--- start DATA EXCERPTS ---

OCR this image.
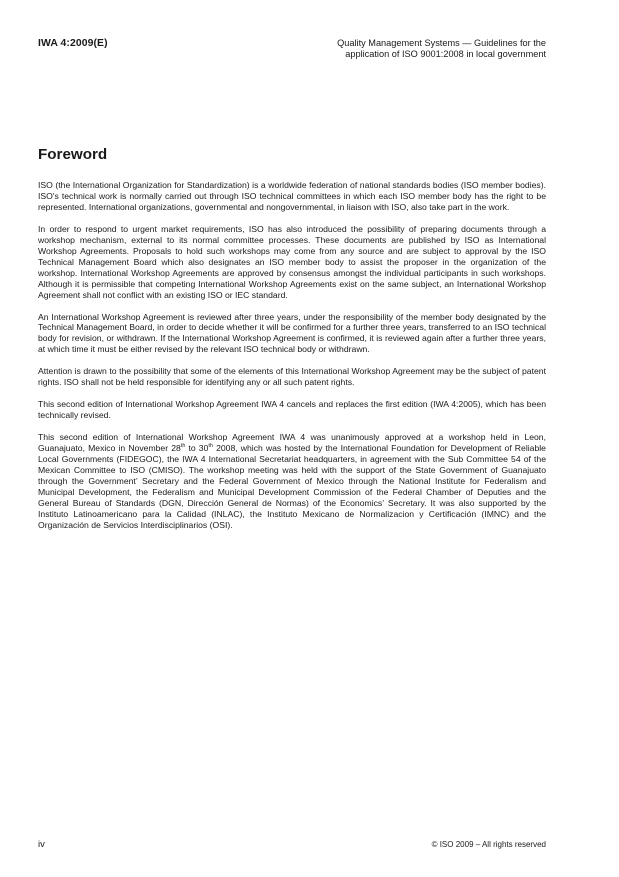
IWA 4:2009(E)	Quality Management Systems — Guidelines for the
application of ISO 9001:2008 in local government
Foreword

ISO (the International Organization for Standardization) is a worldwide federation of national standards bodies (ISO member bodies). ISO's technical work is normally carried out through ISO technical committees in which each ISO member body has the right to be represented. International organizations, governmental and nongovernmental, in liaison with ISO, also take part in the work.

In order to respond to urgent market requirements, ISO has also introduced the possibility of preparing documents through a workshop mechanism, external to its normal committee processes. These documents are published by ISO as International Workshop Agreements. Proposals to hold such workshops may come from any source and are subject to approval by the ISO Technical Management Board which also designates an ISO member body to assist the proposer in the organization of the workshop. International Workshop Agreements are approved by consensus amongst the individual participants in such workshops. Although it is permissible that competing International Workshop Agreements exist on the same subject, an International Workshop Agreement shall not conflict with an existing ISO or IEC standard.

An International Workshop Agreement is reviewed after three years, under the responsibility of the member body designated by the Technical Management Board, in order to decide whether it will be confirmed for a further three years, transferred to an ISO technical body for revision, or withdrawn. If the International Workshop Agreement is confirmed, it is reviewed again after a further three years, at which time it must be either revised by the relevant ISO technical body or withdrawn.

Attention is drawn to the possibility that some of the elements of this International Workshop Agreement may be the subject of patent rights. ISO shall not be held responsible for identifying any or all such patent rights.

This second edition of International Workshop Agreement IWA 4 cancels and replaces the first edition (IWA 4:2005), which has been technically revised.

This second edition of International Workshop Agreement IWA 4 was unanimously approved at a workshop held in Leon, Guanajuato, Mexico in November 28th to 30th 2008, which was hosted by the International Foundation for Development of Reliable Local Governments (FIDEGOC), the IWA 4 International Secretariat headquarters, in agreement with the Sub Committee 54 of the Mexican Committee to ISO (CMISO). The workshop meeting was held with the support of the State Government of Guanajuato through the Government’ Secretary and the Federal Government of Mexico through the National Institute for Federalism and Municipal Development, the Federalism and Municipal Development Commission of the Federal Chamber of Deputies and the General Bureau of Standards (DGN, Dirección General de Normas) of the Economics’ Secretary. It was also supported by the Instituto Latinoamericano para la Calidad (INLAC), the Instituto Mexicano de Normalizacion y Certificación (IMNC) and the Organización de Servicios Interdisciplinarios (OSI).

iv	© ISO 2009 – All rights reserved
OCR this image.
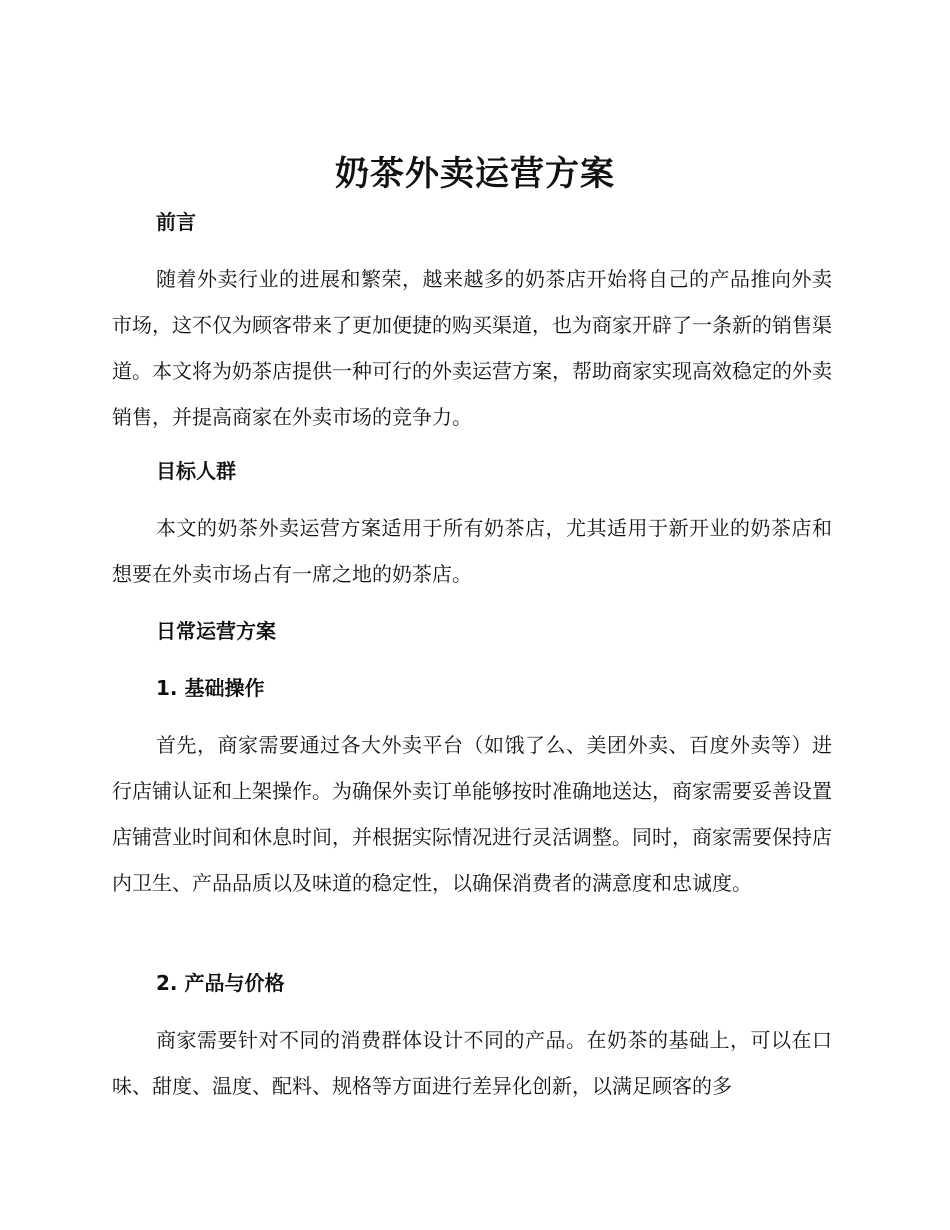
奶茶外卖运营方案
前言
随着外卖行业的进展和繁荣，越来越多的奶茶店开始将自己的产品推向外卖市场，这不仅为顾客带来了更加便捷的购买渠道，也为商家开辟了一条新的销售渠道。本文将为奶茶店提供一种可行的外卖运营方案，帮助商家实现高效稳定的外卖销售，并提高商家在外卖市场的竞争力。
目标人群
本文的奶茶外卖运营方案适用于所有奶茶店，尤其适用于新开业的奶茶店和想要在外卖市场占有一席之地的奶茶店。
日常运营方案
1. 基础操作
首先，商家需要通过各大外卖平台（如饿了么、美团外卖、百度外卖等）进行店铺认证和上架操作。为确保外卖订单能够按时准确地送达，商家需要妥善设置店铺营业时间和休息时间，并根据实际情况进行灵活调整。同时，商家需要保持店内卫生、产品品质以及味道的稳定性，以确保消费者的满意度和忠诚度。
2. 产品与价格
商家需要针对不同的消费群体设计不同的产品。在奶茶的基础上，可以在口味、甜度、温度、配料、规格等方面进行差异化创新，以满足顾客的多
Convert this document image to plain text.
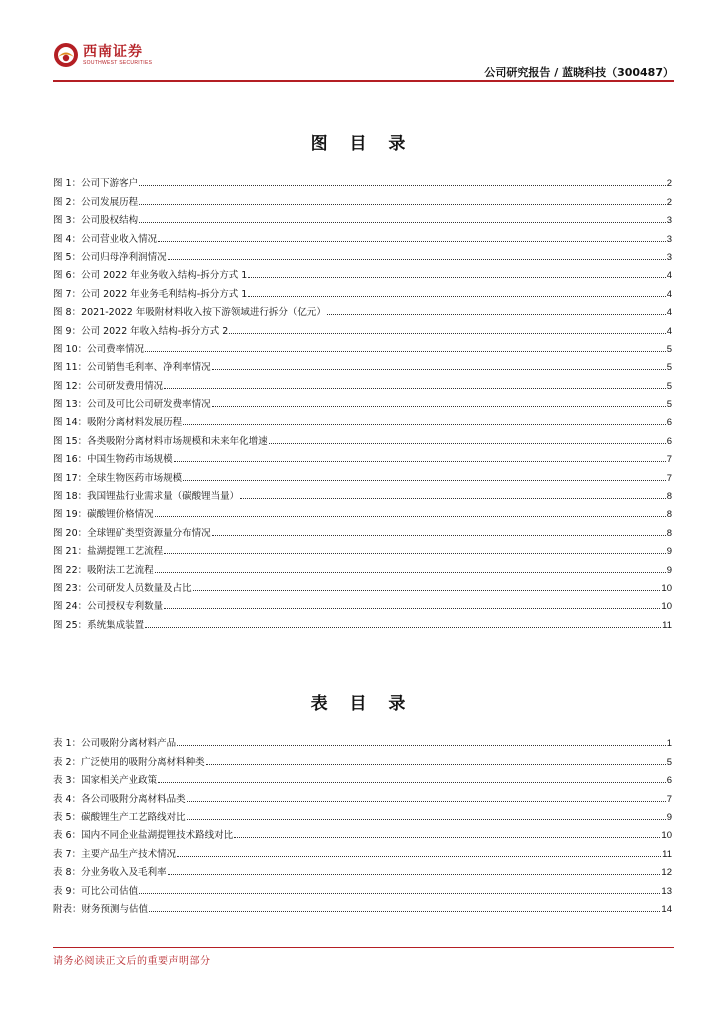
西南证券
SOUTHWEST SECURITIES
公司研究报告 / 蓝晓科技（300487）
图 目 录
图 1：公司下游客户	2
图 2：公司发展历程	2
图 3：公司股权结构	3
图 4：公司营业收入情况	3
图 5：公司归母净利润情况	3
图 6：公司 2022 年业务收入结构-拆分方式 1	4
图 7：公司 2022 年业务毛利结构-拆分方式 1	4
图 8：2021-2022 年吸附材料收入按下游领域进行拆分（亿元）	4
图 9：公司 2022 年收入结构-拆分方式 2	4
图 10：公司费率情况	5
图 11：公司销售毛利率、净利率情况	5
图 12：公司研发费用情况	5
图 13：公司及可比公司研发费率情况	5
图 14：吸附分离材料发展历程	6
图 15：各类吸附分离材料市场规模和未来年化增速	6
图 16：中国生物药市场规模	7
图 17：全球生物医药市场规模	7
图 18：我国锂盐行业需求量（碳酸锂当量）	8
图 19：碳酸锂价格情况	8
图 20：全球锂矿类型资源量分布情况	8
图 21：盐湖提锂工艺流程	9
图 22：吸附法工艺流程	9
图 23：公司研发人员数量及占比	10
图 24：公司授权专利数量	10
图 25：系统集成装置	11
表 目 录
表 1：公司吸附分离材料产品	1
表 2：广泛使用的吸附分离材料种类	5
表 3：国家相关产业政策	6
表 4：各公司吸附分离材料品类	7
表 5：碳酸锂生产工艺路线对比	9
表 6：国内不同企业盐湖提锂技术路线对比	10
表 7：主要产品生产技术情况	11
表 8：分业务收入及毛利率	12
表 9：可比公司估值	13
附表：财务预测与估值	14
请务必阅读正文后的重要声明部分
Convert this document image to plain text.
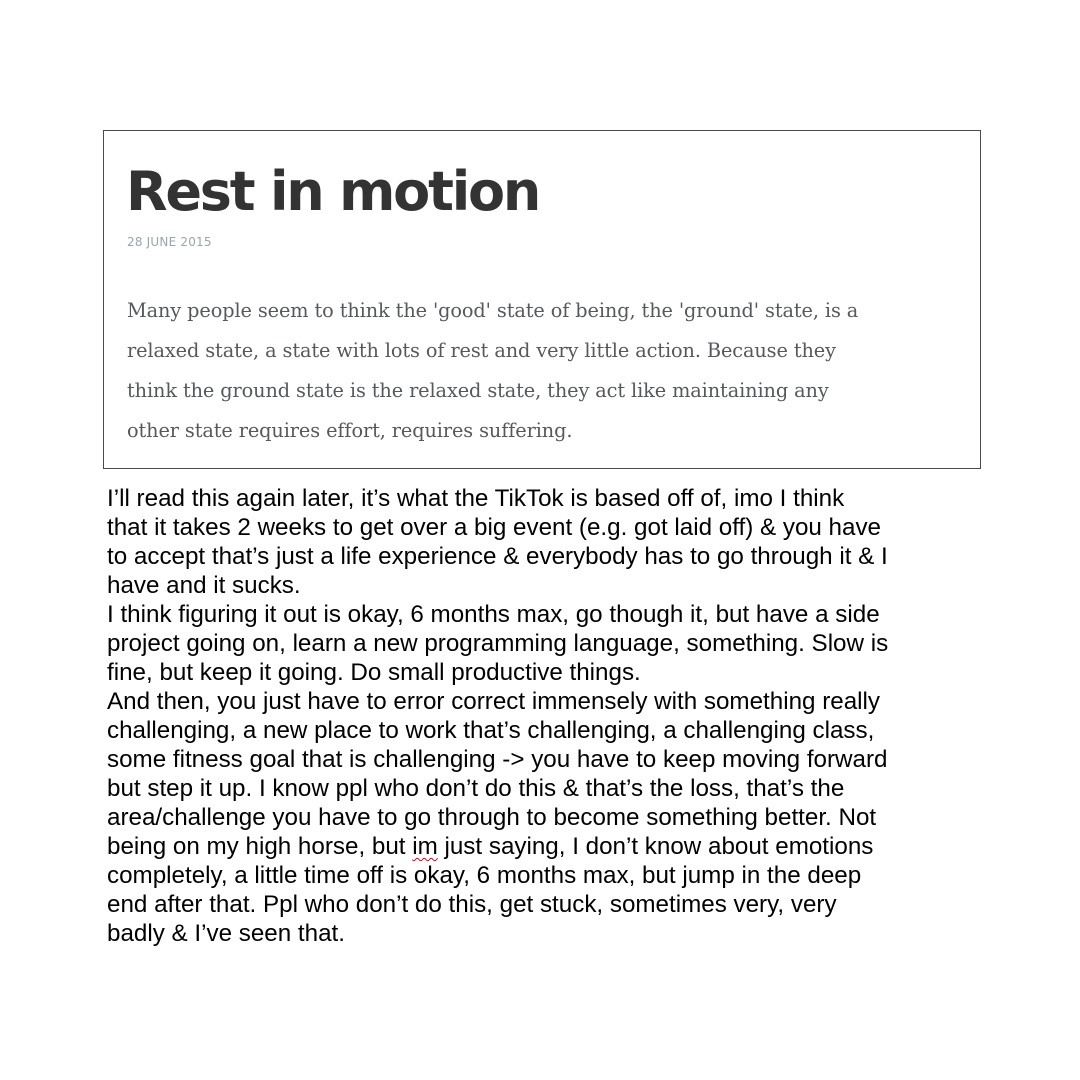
Rest in motion
28 JUNE 2015

Many people seem to think the 'good' state of being, the 'ground' state, is a
relaxed state, a state with lots of rest and very little action. Because they
think the ground state is the relaxed state, they act like maintaining any
other state requires effort, requires suffering.

I’ll read this again later, it’s what the TikTok is based off of, imo I think
that it takes 2 weeks to get over a big event (e.g. got laid off) & you have
to accept that’s just a life experience & everybody has to go through it & I
have and it sucks.
I think figuring it out is okay, 6 months max, go though it, but have a side
project going on, learn a new programming language, something. Slow is
fine, but keep it going. Do small productive things.
And then, you just have to error correct immensely with something really
challenging, a new place to work that’s challenging, a challenging class,
some fitness goal that is challenging -> you have to keep moving forward
but step it up. I know ppl who don’t do this & that’s the loss, that’s the
area/challenge you have to go through to become something better. Not
being on my high horse, but im just saying, I don’t know about emotions
completely, a little time off is okay, 6 months max, but jump in the deep
end after that. Ppl who don’t do this, get stuck, sometimes very, very
badly & I’ve seen that.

--- end DATA EXCERPTS ---

**PROBLEM:** Every record must be copied exactly, with the pictures left out.

**RESULT BELOW:**
OCR this image.
IWA 4:2009(E)	Quality Management Systems — Guidelines for the
application of ISO 9001:2008 in local government
Foreword

ISO (the International Organization for Standardization) is a worldwide federation of national standards bodies (ISO member bodies). ISO's technical work is normally carried out through ISO technical committees in which each ISO member body has the right to be represented. International organizations, governmental and nongovernmental, in liaison with ISO, also take part in the work.

In order to respond to urgent market requirements, ISO has also introduced the possibility of preparing documents through a workshop mechanism, external to its normal committee processes. These documents are published by ISO as International Workshop Agreements. Proposals to hold such workshops may come from any source and are subject to approval by the ISO Technical Management Board which also designates an ISO member body to assist the proposer in the organization of the workshop. International Workshop Agreements are approved by consensus amongst the individual participants in such workshops. Although it is permissible that competing International Workshop Agreements exist on the same subject, an International Workshop Agreement shall not conflict with an existing ISO or IEC standard.

An International Workshop Agreement is reviewed after three years, under the responsibility of the member body designated by the Technical Management Board, in order to decide whether it will be confirmed for a further three years, transferred to an ISO technical body for revision, or withdrawn. If the International Workshop Agreement is confirmed, it is reviewed again after a further three years, at which time it must be either revised by the relevant ISO technical body or withdrawn.

Attention is drawn to the possibility that some of the elements of this International Workshop Agreement may be the subject of patent rights. ISO shall not be held responsible for identifying any or all such patent rights.

This second edition of International Workshop Agreement IWA 4 cancels and replaces the first edition (IWA 4:2005), which has been technically revised.

This second edition of International Workshop Agreement IWA 4 was unanimously approved at a workshop held in Leon, Guanajuato, Mexico in November 28th to 30th 2008, which was hosted by the International Foundation for Development of Reliable Local Governments (FIDEGOC), the IWA 4 International Secretariat headquarters, in agreement with the Sub Committee 54 of the Mexican Committee to ISO (CMISO). The workshop meeting was held with the support of the State Government of Guanajuato through the Government’ Secretary and the Federal Government of Mexico through the National Institute for Federalism and Municipal Development, the Federalism and Municipal Development Commission of the Federal Chamber of Deputies and the General Bureau of Standards (DGN, Dirección General de Normas) of the Economics’ Secretary. It was also supported by the Instituto Latinoamericano para la Calidad (INLAC), the Instituto Mexicano de Normalizacion y Certificación (IMNC) and the Organización de Servicios Interdisciplinarios (OSI).

iv	© ISO 2009 – All rights reserved
OCR this image.
奶茶外卖运营方案
前言
随着外卖行业的进展和繁荣，越来越多的奶茶店开始将自己的产品推向外卖市场，这不仅为顾客带来了更加便捷的购买渠道，也为商家开辟了一条新的销售渠道。本文将为奶茶店提供一种可行的外卖运营方案，帮助商家实现高效稳定的外卖销售，并提高商家在外卖市场的竞争力。
目标人群
本文的奶茶外卖运营方案适用于所有奶茶店，尤其适用于新开业的奶茶店和想要在外卖市场占有一席之地的奶茶店。
日常运营方案
1. 基础操作
首先，商家需要通过各大外卖平台（如饿了么、美团外卖、百度外卖等）进行店铺认证和上架操作。为确保外卖订单能够按时准确地送达，商家需要妥善设置店铺营业时间和休息时间，并根据实际情况进行灵活调整。同时，商家需要保持店内卫生、产品品质以及味道的稳定性，以确保消费者的满意度和忠诚度。
2. 产品与价格
商家需要针对不同的消费群体设计不同的产品。在奶茶的基础上，可以在口味、甜度、温度、配料、规格等方面进行差异化创新，以满足顾客的多
Convert this document image to plain text.
西南证券
SOUTHWEST SECURITIES
公司研究报告 / 蓝晓科技（300487）
图 目 录
图 1：公司下游客户	2
图 2：公司发展历程	2
图 3：公司股权结构	3
图 4：公司营业收入情况	3
图 5：公司归母净利润情况	3
图 6：公司 2022 年业务收入结构-拆分方式 1	4
图 7：公司 2022 年业务毛利结构-拆分方式 1	4
图 8：2021-2022 年吸附材料收入按下游领域进行拆分（亿元）	4
图 9：公司 2022 年收入结构-拆分方式 2	4
图 10：公司费率情况	5
图 11：公司销售毛利率、净利率情况	5
图 12：公司研发费用情况	5
图 13：公司及可比公司研发费率情况	5
图 14：吸附分离材料发展历程	6
图 15：各类吸附分离材料市场规模和未来年化增速	6
图 16：中国生物药市场规模	7
图 17：全球生物医药市场规模	7
图 18：我国锂盐行业需求量（碳酸锂当量）	8
图 19：碳酸锂价格情况	8
图 20：全球锂矿类型资源量分布情况	8
图 21：盐湖提锂工艺流程	9
图 22：吸附法工艺流程	9
图 23：公司研发人员数量及占比	10
图 24：公司授权专利数量	10
图 25：系统集成装置	11
表 目 录
表 1：公司吸附分离材料产品	1
表 2：广泛使用的吸附分离材料种类	5
表 3：国家相关产业政策	6
表 4：各公司吸附分离材料品类	7
表 5：碳酸锂生产工艺路线对比	9
表 6：国内不同企业盐湖提锂技术路线对比	10
表 7：主要产品生产技术情况	11
表 8：分业务收入及毛利率	12
表 9：可比公司估值	13
附表：财务预测与估值	14
请务必阅读正文后的重要声明部分
Convert this document image to plain text.
Rest in motion
28 JUNE 2015

Many people seem to think the 'good' state of being, the 'ground' state, is a
relaxed state, a state with lots of rest and very little action. Because they
think the ground state is the relaxed state, they act like maintaining any
other state requires effort, requires suffering.

I’ll read this again later, it’s what the TikTok is based off of, imo I think
that it takes 2 weeks to get over a big event (e.g. got laid off) & you have
to accept that’s just a life experience & everybody has to go through it & I
have and it sucks.
I think figuring it out is okay, 6 months max, go though it, but have a side
project going on, learn a new programming language, something. Slow is
fine, but keep it going. Do small productive things.
And then, you just have to error correct immensely with something really
challenging, a new place to work that’s challenging, a challenging class,
some fitness goal that is challenging -> you have to keep moving forward
but step it up. I know ppl who don’t do this & that’s the loss, that’s the
area/challenge you have to go through to become something better. Not
being on my high horse, but im just saying, I don’t know about emotions
completely, a little time off is okay, 6 months max, but jump in the deep
end after that. Ppl who don’t do this, get stuck, sometimes very, very
badly & I’ve seen that.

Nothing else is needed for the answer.